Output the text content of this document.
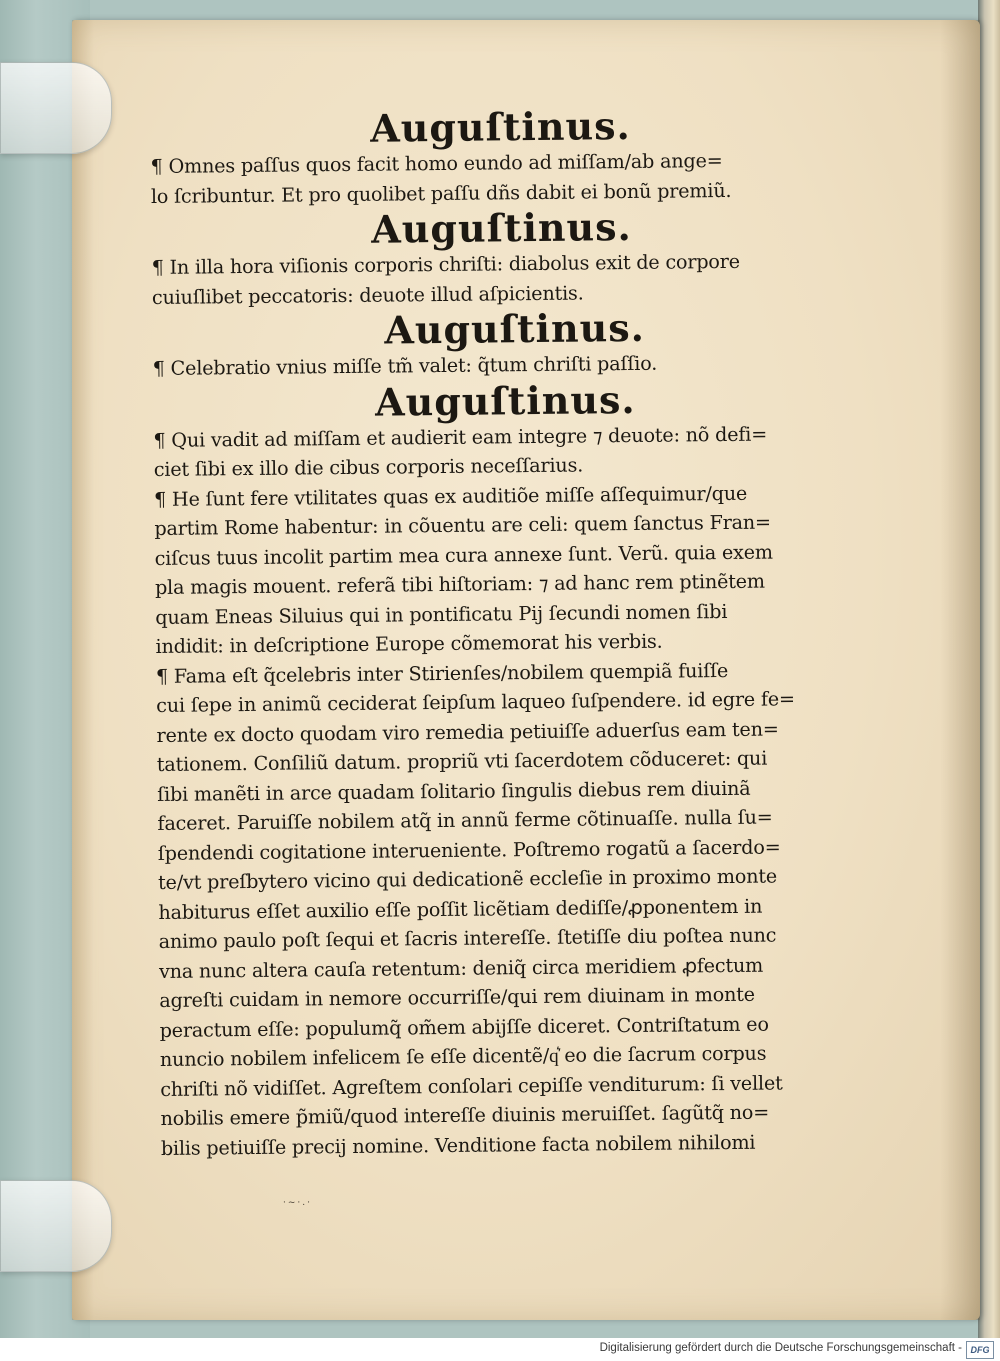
Auguſtinus.

¶ Omnes paſſus quos facit homo eundo ad miſſam/ab ange=

lo ſcribuntur. Et pro quolibet paſſu dñs dabit ei bonũ premiũ.

Auguſtinus.

¶ In illa hora viſionis corporis chriſti: diabolus exit de corpore

cuiuſlibet peccatoris: deuote illud aſpicientis.

Auguſtinus.

¶ Celebratio vnius miſſe tm̃ valet: q̃tum chriſti paſſio.

Auguſtinus.

¶ Qui vadit ad miſſam et audierit eam integre ⁊ deuote: nõ defi=

ciet ſibi ex illo die cibus corporis neceſſarius.

¶ He ſunt fere vtilitates quas ex auditiõe miſſe aſſequimur/que

partim Rome habentur: in cõuentu are celi: quem ſanctus Fran=

ciſcus tuus incolit partim mea cura annexe ſunt. Verũ. quia exem

pla magis mouent. referã tibi hiſtoriam: ⁊ ad hanc rem ptinẽtem

quam Eneas Siluius qui in pontificatu Pij ſecundi nomen ſibi

indidit: in deſcriptione Europe cõmemorat his verbis.

¶ Fama eſt q̃celebris inter Stirienſes/nobilem quempiã fuiſſe

cui ſepe in animũ ceciderat ſeipſum laqueo ſuſpendere. id egre fe=

rente ex docto quodam viro remedia petiuiſſe aduerſus eam ten=

tationem. Conſiliũ datum. propriũ vti ſacerdotem cõduceret: qui

ſibi manẽti in arce quadam ſolitario ſingulis diebus rem diuinã

faceret. Paruiſſe nobilem atq̃ in annũ ferme cõtinuaſſe. nulla ſu=

ſpendendi cogitatione interueniente. Poſtremo rogatũ a ſacerdo=

te/vt preſbytero vicino qui dedicationẽ eccleſie in proximo monte

habiturus eſſet auxilio eſſe poſſit licẽtiam dediſſe/ꝓponentem in

animo paulo poſt ſequi et ſacris intereſſe. ſtetiſſe diu poſtea nunc

vna nunc altera cauſa retentum: deniq̃ circa meridiem ꝓfectum

agreſti cuidam in nemore occurriſſe/qui rem diuinam in monte

peractum eſſe: populumq̃ om̃em abijſſe diceret. Contriſtatum eo

nuncio nobilem infelicem ſe eſſe dicentẽ/q͛ eo die ſacrum corpus

chriſti nõ vidiſſet. Agreſtem conſolari cepiſſe venditurum: ſi vellet

nobilis emere p̃miũ/quod intereſſe diuinis meruiſſet. ſagũtq̃ no=

bilis petiuiſſe precij nomine. Venditione facta nobilem nihilomi

·~·.·
Digitalisierung gefördert durch die Deutsche Forschungsgemeinschaft - DFG
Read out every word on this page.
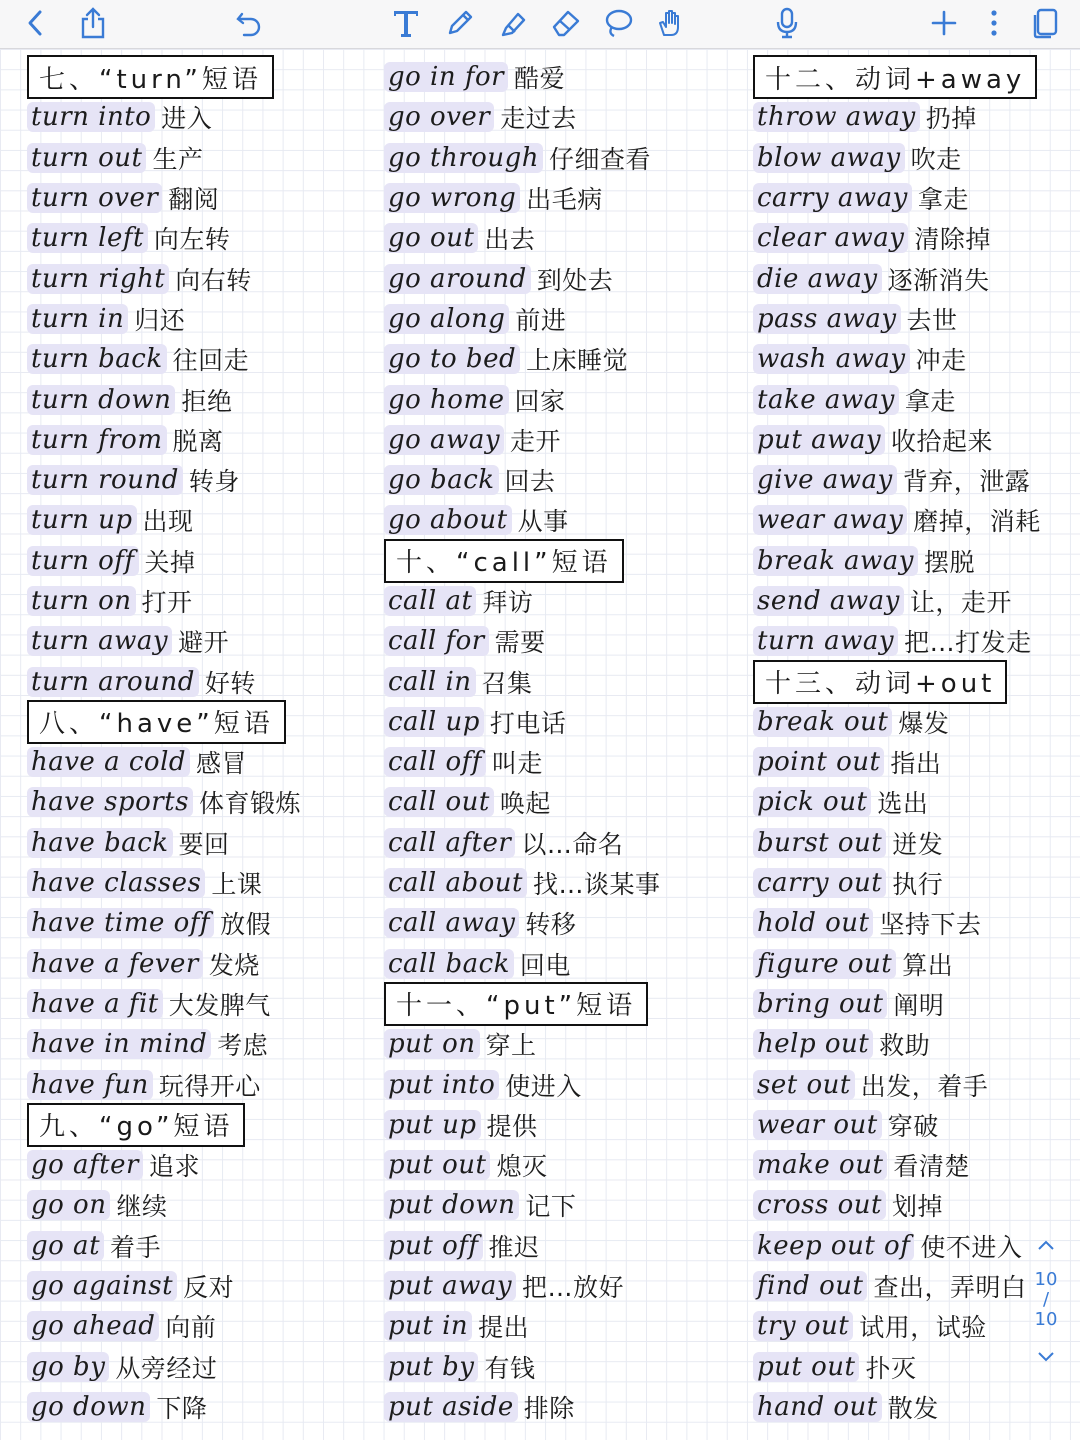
七、“turn”短语
turn into 进入
turn out 生产
turn over 翻阅
turn left 向左转
turn right 向右转
turn in 归还
turn back 往回走
turn down 拒绝
turn from 脱离
turn round 转身
turn up 出现
turn off 关掉
turn on 打开
turn away 避开
turn around 好转
八、“have”短语
have a cold 感冒
have sports 体育锻炼
have back 要回
have classes 上课
have time off 放假
have a fever 发烧
have a fit 大发脾气
have in mind 考虑
have fun 玩得开心
九、“go”短语
go after 追求
go on 继续
go at 着手
go against 反对
go ahead 向前
go by 从旁经过
go down 下降
go in for 酷爱
go over 走过去
go through 仔细查看
go wrong 出毛病
go out 出去
go around 到处去
go along 前进
go to bed 上床睡觉
go home 回家
go away 走开
go back 回去
go about 从事
十、“call”短语
call at 拜访
call for 需要
call in 召集
call up 打电话
call off 叫走
call out 唤起
call after 以…命名
call about 找…谈某事
call away 转移
call back 回电
十一、“put”短语
put on 穿上
put into 使进入
put up 提供
put out 熄灭
put down 记下
put off 推迟
put away 把…放好
put in 提出
put by 有钱
put aside 排除
十二、动词+away
throw away 扔掉
blow away 吹走
carry away 拿走
clear away 清除掉
die away 逐渐消失
pass away 去世
wash away 冲走
take away 拿走
put away 收拾起来
give away 背弃，泄露
wear away 磨掉，消耗
break away 摆脱
send away 让，走开
turn away 把…打发走
十三、动词+out
break out 爆发
point out 指出
pick out 选出
burst out 迸发
carry out 执行
hold out 坚持下去
figure out 算出
bring out 阐明
help out 救助
set out 出发，着手
wear out 穿破
make out 看清楚
cross out 划掉
keep out of 使不进入
find out 查出，弄明白
try out 试用，试验
put out 扑灭
hand out 散发
10
/
10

* **THE REQUEST**:
Except for the pictures, reproduce every line exactly.

* **TASK OUTPUT**:
Output the text content of this document.
Auguſtinus.

¶ Omnes paſſus quos facit homo eundo ad miſſam/ab ange=

lo ſcribuntur. Et pro quolibet paſſu dñs dabit ei bonũ premiũ.

Auguſtinus.

¶ In illa hora viſionis corporis chriſti: diabolus exit de corpore

cuiuſlibet peccatoris: deuote illud aſpicientis.

Auguſtinus.

¶ Celebratio vnius miſſe tm̃ valet: q̃tum chriſti paſſio.

Auguſtinus.

¶ Qui vadit ad miſſam et audierit eam integre ⁊ deuote: nõ defi=

ciet ſibi ex illo die cibus corporis neceſſarius.

¶ He ſunt fere vtilitates quas ex auditiõe miſſe aſſequimur/que

partim Rome habentur: in cõuentu are celi: quem ſanctus Fran=

ciſcus tuus incolit partim mea cura annexe ſunt. Verũ. quia exem

pla magis mouent. referã tibi hiſtoriam: ⁊ ad hanc rem ptinẽtem

quam Eneas Siluius qui in pontificatu Pij ſecundi nomen ſibi

indidit: in deſcriptione Europe cõmemorat his verbis.

¶ Fama eſt q̃celebris inter Stirienſes/nobilem quempiã fuiſſe

cui ſepe in animũ ceciderat ſeipſum laqueo ſuſpendere. id egre fe=

rente ex docto quodam viro remedia petiuiſſe aduerſus eam ten=

tationem. Conſiliũ datum. propriũ vti ſacerdotem cõduceret: qui

ſibi manẽti in arce quadam ſolitario ſingulis diebus rem diuinã

faceret. Paruiſſe nobilem atq̃ in annũ ferme cõtinuaſſe. nulla ſu=

ſpendendi cogitatione interueniente. Poſtremo rogatũ a ſacerdo=

te/vt preſbytero vicino qui dedicationẽ eccleſie in proximo monte

habiturus eſſet auxilio eſſe poſſit licẽtiam dediſſe/ꝓponentem in

animo paulo poſt ſequi et ſacris intereſſe. ſtetiſſe diu poſtea nunc

vna nunc altera cauſa retentum: deniq̃ circa meridiem ꝓfectum

agreſti cuidam in nemore occurriſſe/qui rem diuinam in monte

peractum eſſe: populumq̃ om̃em abijſſe diceret. Contriſtatum eo

nuncio nobilem infelicem ſe eſſe dicentẽ/q͛ eo die ſacrum corpus

chriſti nõ vidiſſet. Agreſtem conſolari cepiſſe venditurum: ſi vellet

nobilis emere p̃miũ/quod intereſſe diuinis meruiſſet. ſagũtq̃ no=

bilis petiuiſſe precij nomine. Venditione facta nobilem nihilomi

·~·.·
Digitalisierung gefördert durch die Deutsche Forschungsgemeinschaft - DFG
Read out every word on this page.
七、“turn”短语
turn into 进入
turn out 生产
turn over 翻阅
turn left 向左转
turn right 向右转
turn in 归还
turn back 往回走
turn down 拒绝
turn from 脱离
turn round 转身
turn up 出现
turn off 关掉
turn on 打开
turn away 避开
turn around 好转
八、“have”短语
have a cold 感冒
have sports 体育锻炼
have back 要回
have classes 上课
have time off 放假
have a fever 发烧
have a fit 大发脾气
have in mind 考虑
have fun 玩得开心
九、“go”短语
go after 追求
go on 继续
go at 着手
go against 反对
go ahead 向前
go by 从旁经过
go down 下降
go in for 酷爱
go over 走过去
go through 仔细查看
go wrong 出毛病
go out 出去
go around 到处去
go along 前进
go to bed 上床睡觉
go home 回家
go away 走开
go back 回去
go about 从事
十、“call”短语
call at 拜访
call for 需要
call in 召集
call up 打电话
call off 叫走
call out 唤起
call after 以…命名
call about 找…谈某事
call away 转移
call back 回电
十一、“put”短语
put on 穿上
put into 使进入
put up 提供
put out 熄灭
put down 记下
put off 推迟
put away 把…放好
put in 提出
put by 有钱
put aside 排除
十二、动词+away
throw away 扔掉
blow away 吹走
carry away 拿走
clear away 清除掉
die away 逐渐消失
pass away 去世
wash away 冲走
take away 拿走
put away 收拾起来
give away 背弃，泄露
wear away 磨掉，消耗
break away 摆脱
send away 让，走开
turn away 把…打发走
十三、动词+out
break out 爆发
point out 指出
pick out 选出
burst out 迸发
carry out 执行
hold out 坚持下去
figure out 算出
bring out 阐明
help out 救助
set out 出发，着手
wear out 穿破
make out 看清楚
cross out 划掉
keep out of 使不进入
find out 查出，弄明白
try out 试用，试验
put out 扑灭
hand out 散发
10
/
10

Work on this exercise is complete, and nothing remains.